What you have to do = Reproduce the data below verbatim, everything from the line containing "entity-title: Категория услуг [342,8,499,57]" down to the line containing "entity-title: Деталь [774,265,865,313]", including both of those lines.

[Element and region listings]
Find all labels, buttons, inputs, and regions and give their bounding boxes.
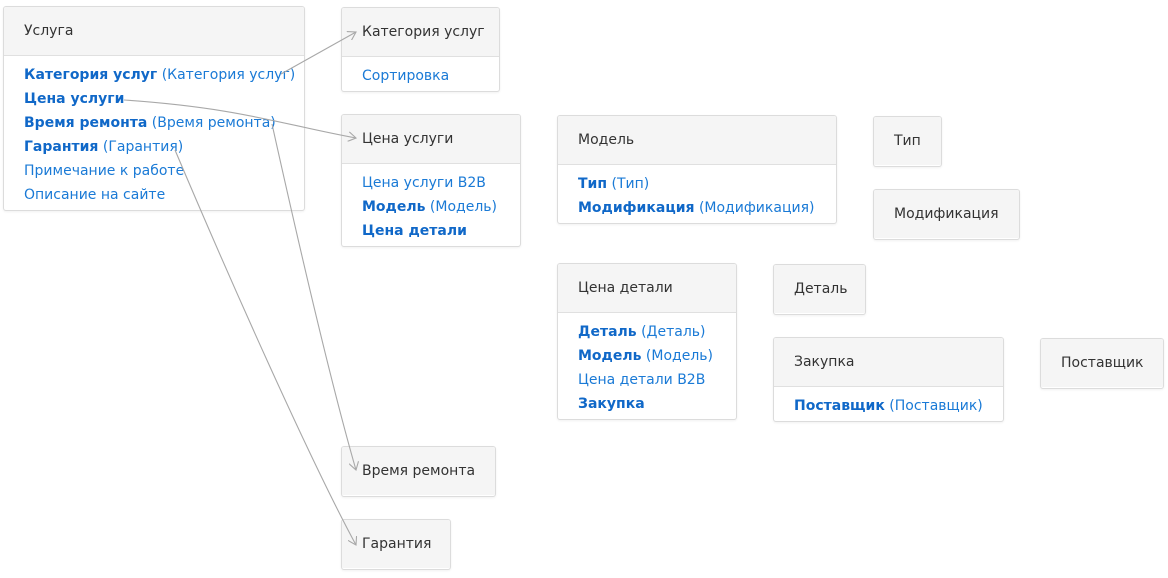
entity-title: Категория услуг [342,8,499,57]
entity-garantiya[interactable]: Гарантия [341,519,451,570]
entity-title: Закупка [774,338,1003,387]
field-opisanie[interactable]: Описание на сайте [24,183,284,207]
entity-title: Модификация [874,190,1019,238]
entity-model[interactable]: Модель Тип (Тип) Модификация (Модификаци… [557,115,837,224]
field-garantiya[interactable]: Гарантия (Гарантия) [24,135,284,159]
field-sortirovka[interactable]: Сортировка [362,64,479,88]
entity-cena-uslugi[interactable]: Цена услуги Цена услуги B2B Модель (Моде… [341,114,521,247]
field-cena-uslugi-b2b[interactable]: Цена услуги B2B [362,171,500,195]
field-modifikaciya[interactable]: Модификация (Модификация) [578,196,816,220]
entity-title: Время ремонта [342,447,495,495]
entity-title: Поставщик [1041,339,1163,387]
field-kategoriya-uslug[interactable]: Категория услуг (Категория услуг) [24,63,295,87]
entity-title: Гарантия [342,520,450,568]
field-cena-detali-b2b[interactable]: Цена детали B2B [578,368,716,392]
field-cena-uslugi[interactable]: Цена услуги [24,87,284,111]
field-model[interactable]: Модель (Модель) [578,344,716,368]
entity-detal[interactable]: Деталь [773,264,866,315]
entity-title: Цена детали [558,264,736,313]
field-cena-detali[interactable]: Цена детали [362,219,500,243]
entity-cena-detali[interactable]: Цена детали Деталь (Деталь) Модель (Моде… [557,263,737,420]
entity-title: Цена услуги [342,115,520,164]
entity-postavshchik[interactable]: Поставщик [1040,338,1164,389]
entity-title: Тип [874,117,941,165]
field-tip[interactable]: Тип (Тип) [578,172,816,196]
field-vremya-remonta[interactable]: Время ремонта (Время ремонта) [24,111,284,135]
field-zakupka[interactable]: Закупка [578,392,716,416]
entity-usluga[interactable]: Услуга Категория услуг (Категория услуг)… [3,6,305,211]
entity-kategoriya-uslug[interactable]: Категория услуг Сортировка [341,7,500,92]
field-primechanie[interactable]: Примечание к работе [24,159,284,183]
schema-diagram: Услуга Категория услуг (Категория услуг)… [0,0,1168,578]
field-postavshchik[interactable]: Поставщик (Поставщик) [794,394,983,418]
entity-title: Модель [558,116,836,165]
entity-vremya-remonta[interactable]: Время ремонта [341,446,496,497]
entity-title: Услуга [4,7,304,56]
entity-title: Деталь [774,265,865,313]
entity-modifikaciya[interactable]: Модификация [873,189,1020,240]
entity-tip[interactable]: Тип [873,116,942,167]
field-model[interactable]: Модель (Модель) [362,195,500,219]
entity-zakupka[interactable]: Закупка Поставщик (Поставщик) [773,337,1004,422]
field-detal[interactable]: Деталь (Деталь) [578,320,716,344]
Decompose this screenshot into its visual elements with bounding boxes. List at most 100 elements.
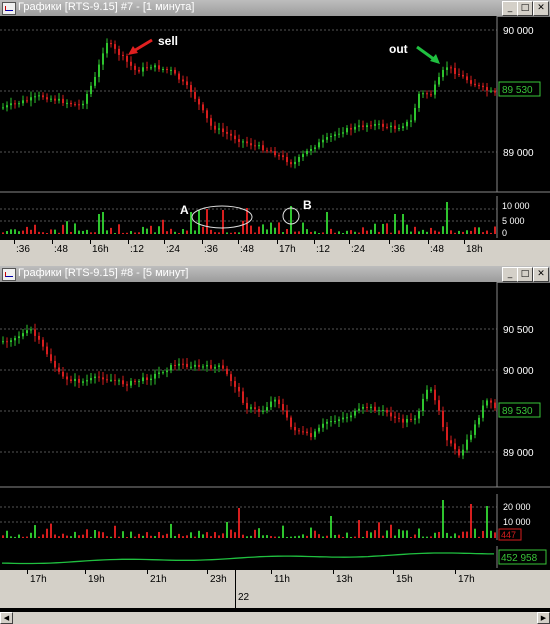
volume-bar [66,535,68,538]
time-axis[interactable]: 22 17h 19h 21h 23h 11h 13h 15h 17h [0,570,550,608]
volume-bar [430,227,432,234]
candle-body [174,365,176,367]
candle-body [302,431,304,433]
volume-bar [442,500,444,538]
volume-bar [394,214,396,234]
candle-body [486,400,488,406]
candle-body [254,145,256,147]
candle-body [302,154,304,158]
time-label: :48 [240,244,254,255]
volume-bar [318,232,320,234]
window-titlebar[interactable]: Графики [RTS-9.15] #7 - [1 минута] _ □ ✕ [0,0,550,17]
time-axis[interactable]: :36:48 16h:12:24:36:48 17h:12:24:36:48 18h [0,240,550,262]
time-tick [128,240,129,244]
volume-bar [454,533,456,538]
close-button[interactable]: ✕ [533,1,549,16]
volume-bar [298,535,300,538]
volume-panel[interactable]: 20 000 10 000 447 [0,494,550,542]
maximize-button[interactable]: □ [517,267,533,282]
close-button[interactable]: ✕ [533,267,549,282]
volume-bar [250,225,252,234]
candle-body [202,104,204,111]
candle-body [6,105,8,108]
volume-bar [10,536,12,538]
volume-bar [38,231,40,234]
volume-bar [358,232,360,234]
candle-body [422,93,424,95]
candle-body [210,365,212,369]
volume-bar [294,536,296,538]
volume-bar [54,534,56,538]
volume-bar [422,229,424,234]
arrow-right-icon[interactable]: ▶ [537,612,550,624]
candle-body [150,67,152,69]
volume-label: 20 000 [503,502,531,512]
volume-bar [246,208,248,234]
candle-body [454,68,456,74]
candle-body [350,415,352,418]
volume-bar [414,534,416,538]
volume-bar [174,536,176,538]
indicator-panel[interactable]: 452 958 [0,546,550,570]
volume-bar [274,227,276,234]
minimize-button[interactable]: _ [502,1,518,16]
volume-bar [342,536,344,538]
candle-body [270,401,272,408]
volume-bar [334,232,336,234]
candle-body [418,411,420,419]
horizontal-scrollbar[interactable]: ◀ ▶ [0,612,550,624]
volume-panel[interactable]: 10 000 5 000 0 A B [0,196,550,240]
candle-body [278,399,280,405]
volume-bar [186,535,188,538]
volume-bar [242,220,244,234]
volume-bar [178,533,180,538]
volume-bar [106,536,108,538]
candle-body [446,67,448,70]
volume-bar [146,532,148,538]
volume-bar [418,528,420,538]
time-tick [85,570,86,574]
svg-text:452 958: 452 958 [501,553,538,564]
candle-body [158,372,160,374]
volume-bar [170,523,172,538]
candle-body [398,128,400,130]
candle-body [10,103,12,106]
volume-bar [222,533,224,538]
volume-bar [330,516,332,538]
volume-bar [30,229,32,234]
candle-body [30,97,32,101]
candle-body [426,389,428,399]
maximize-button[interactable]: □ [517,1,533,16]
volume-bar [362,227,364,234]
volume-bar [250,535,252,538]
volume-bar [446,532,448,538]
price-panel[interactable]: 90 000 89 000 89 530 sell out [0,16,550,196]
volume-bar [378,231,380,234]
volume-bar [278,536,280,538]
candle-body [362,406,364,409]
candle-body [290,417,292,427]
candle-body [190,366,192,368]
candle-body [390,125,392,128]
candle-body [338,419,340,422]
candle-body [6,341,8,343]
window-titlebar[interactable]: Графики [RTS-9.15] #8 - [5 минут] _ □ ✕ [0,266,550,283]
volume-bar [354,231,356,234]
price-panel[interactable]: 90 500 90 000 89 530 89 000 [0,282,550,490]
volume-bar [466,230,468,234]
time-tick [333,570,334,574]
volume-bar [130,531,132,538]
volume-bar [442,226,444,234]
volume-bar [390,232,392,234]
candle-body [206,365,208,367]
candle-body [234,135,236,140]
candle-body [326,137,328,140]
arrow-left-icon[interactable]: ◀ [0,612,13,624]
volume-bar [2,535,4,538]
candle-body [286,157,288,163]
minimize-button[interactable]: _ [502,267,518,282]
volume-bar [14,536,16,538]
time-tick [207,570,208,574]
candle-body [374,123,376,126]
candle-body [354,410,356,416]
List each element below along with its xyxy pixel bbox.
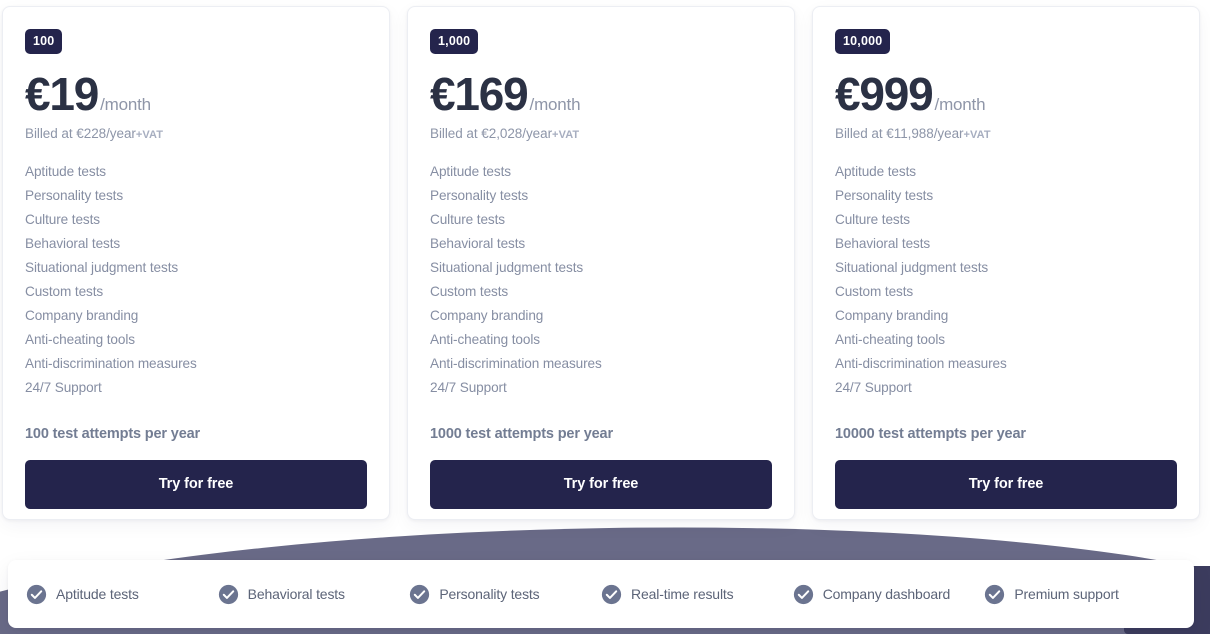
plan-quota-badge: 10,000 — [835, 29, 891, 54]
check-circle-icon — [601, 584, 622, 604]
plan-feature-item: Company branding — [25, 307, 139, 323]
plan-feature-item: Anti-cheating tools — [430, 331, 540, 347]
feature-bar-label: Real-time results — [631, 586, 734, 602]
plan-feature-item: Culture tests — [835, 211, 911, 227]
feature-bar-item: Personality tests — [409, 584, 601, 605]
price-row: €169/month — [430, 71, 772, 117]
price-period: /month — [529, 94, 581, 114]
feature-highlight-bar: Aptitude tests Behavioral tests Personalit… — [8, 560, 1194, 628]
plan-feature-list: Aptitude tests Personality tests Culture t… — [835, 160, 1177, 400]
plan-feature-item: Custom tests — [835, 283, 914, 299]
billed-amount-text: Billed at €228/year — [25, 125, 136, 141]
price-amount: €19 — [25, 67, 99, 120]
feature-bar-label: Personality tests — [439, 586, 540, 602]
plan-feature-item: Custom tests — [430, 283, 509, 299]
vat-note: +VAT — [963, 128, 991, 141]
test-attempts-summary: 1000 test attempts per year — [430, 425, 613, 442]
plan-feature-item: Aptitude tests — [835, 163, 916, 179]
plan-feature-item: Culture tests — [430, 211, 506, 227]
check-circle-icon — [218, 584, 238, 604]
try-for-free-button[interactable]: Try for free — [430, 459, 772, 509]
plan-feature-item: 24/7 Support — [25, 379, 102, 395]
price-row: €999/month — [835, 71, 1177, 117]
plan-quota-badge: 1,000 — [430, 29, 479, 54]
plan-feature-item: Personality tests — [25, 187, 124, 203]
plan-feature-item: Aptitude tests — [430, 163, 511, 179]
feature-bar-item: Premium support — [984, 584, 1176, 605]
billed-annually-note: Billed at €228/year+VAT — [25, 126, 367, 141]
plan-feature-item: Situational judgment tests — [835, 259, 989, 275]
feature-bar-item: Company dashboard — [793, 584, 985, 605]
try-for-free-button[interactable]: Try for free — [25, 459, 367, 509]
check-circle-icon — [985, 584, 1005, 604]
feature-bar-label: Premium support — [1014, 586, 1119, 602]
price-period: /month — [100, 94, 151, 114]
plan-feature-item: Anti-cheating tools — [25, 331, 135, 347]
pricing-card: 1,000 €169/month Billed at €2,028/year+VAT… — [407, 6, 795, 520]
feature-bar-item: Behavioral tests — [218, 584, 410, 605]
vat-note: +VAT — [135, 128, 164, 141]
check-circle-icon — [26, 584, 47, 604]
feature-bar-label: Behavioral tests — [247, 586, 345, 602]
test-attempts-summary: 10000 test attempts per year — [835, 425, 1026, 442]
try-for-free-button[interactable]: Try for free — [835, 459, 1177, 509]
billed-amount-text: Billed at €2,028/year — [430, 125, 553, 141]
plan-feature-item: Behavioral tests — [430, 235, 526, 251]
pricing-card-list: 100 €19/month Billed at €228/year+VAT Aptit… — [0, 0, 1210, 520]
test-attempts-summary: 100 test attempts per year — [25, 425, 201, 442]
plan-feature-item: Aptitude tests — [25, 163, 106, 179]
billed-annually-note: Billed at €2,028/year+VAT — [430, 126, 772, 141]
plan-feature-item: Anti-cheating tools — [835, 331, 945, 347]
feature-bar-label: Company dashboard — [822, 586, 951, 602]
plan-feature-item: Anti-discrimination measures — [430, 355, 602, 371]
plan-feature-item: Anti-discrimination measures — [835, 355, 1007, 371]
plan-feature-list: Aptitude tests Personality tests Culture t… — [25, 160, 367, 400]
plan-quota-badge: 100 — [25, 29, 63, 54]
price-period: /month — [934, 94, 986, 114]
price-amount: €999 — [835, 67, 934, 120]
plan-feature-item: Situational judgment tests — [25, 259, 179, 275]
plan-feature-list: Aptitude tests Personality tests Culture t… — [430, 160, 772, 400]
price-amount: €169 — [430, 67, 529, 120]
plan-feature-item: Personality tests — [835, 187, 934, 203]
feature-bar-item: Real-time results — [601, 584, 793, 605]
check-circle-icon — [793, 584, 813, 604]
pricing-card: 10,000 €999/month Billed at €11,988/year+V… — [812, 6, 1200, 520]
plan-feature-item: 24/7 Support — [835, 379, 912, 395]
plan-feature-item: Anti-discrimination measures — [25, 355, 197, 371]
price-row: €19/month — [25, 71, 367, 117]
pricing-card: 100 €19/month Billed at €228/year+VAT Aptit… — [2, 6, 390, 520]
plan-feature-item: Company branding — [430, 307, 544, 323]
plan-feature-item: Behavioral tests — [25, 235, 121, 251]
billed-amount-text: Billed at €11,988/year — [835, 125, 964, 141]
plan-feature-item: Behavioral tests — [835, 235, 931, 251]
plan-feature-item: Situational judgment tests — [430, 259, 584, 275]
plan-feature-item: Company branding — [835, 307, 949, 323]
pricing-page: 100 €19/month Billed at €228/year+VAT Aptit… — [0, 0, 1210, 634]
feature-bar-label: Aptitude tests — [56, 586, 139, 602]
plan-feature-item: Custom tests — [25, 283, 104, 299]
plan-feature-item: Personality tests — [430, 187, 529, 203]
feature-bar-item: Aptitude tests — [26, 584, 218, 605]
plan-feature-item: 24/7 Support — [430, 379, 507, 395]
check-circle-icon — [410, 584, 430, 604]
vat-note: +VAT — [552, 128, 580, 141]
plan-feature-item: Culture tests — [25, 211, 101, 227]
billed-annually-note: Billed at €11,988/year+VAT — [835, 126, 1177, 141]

Output for this exercise =
entity-title: Категория услуг [342,8,499,57]
entity-garantiya[interactable]: Гарантия [341,519,451,570]
entity-title: Закупка [774,338,1003,387]
field-opisanie[interactable]: Описание на сайте [24,183,284,207]
entity-title: Модификация [874,190,1019,238]
entity-model[interactable]: Модель Тип (Тип) Модификация (Модификаци… [557,115,837,224]
field-garantiya[interactable]: Гарантия (Гарантия) [24,135,284,159]
field-sortirovka[interactable]: Сортировка [362,64,479,88]
entity-cena-uslugi[interactable]: Цена услуги Цена услуги B2B Модель (Моде… [341,114,521,247]
field-cena-uslugi-b2b[interactable]: Цена услуги B2B [362,171,500,195]
field-modifikaciya[interactable]: Модификация (Модификация) [578,196,816,220]
entity-title: Время ремонта [342,447,495,495]
entity-title: Поставщик [1041,339,1163,387]
field-kategoriya-uslug[interactable]: Категория услуг (Категория услуг) [24,63,295,87]
entity-title: Гарантия [342,520,450,568]
field-cena-detali-b2b[interactable]: Цена детали B2B [578,368,716,392]
field-cena-uslugi[interactable]: Цена услуги [24,87,284,111]
field-model[interactable]: Модель (Модель) [578,344,716,368]
entity-detal[interactable]: Деталь [773,264,866,315]
entity-title: Цена детали [558,264,736,313]
field-cena-detali[interactable]: Цена детали [362,219,500,243]
entity-cena-detali[interactable]: Цена детали Деталь (Деталь) Модель (Моде… [557,263,737,420]
entity-title: Цена услуги [342,115,520,164]
entity-postavshchik[interactable]: Поставщик [1040,338,1164,389]
entity-title: Тип [874,117,941,165]
field-tip[interactable]: Тип (Тип) [578,172,816,196]
field-vremya-remonta[interactable]: Время ремонта (Время ремонта) [24,111,284,135]
field-zakupka[interactable]: Закупка [578,392,716,416]
entity-usluga[interactable]: Услуга Категория услуг (Категория услуг)… [3,6,305,211]
entity-kategoriya-uslug[interactable]: Категория услуг Сортировка [341,7,500,92]
field-primechanie[interactable]: Примечание к работе [24,159,284,183]
schema-diagram: Услуга Категория услуг (Категория услуг)… [0,0,1168,578]
field-postavshchik[interactable]: Поставщик (Поставщик) [794,394,983,418]
entity-title: Модель [558,116,836,165]
entity-vremya-remonta[interactable]: Время ремонта [341,446,496,497]
entity-title: Услуга [4,7,304,56]
entity-title: Деталь [774,265,865,313]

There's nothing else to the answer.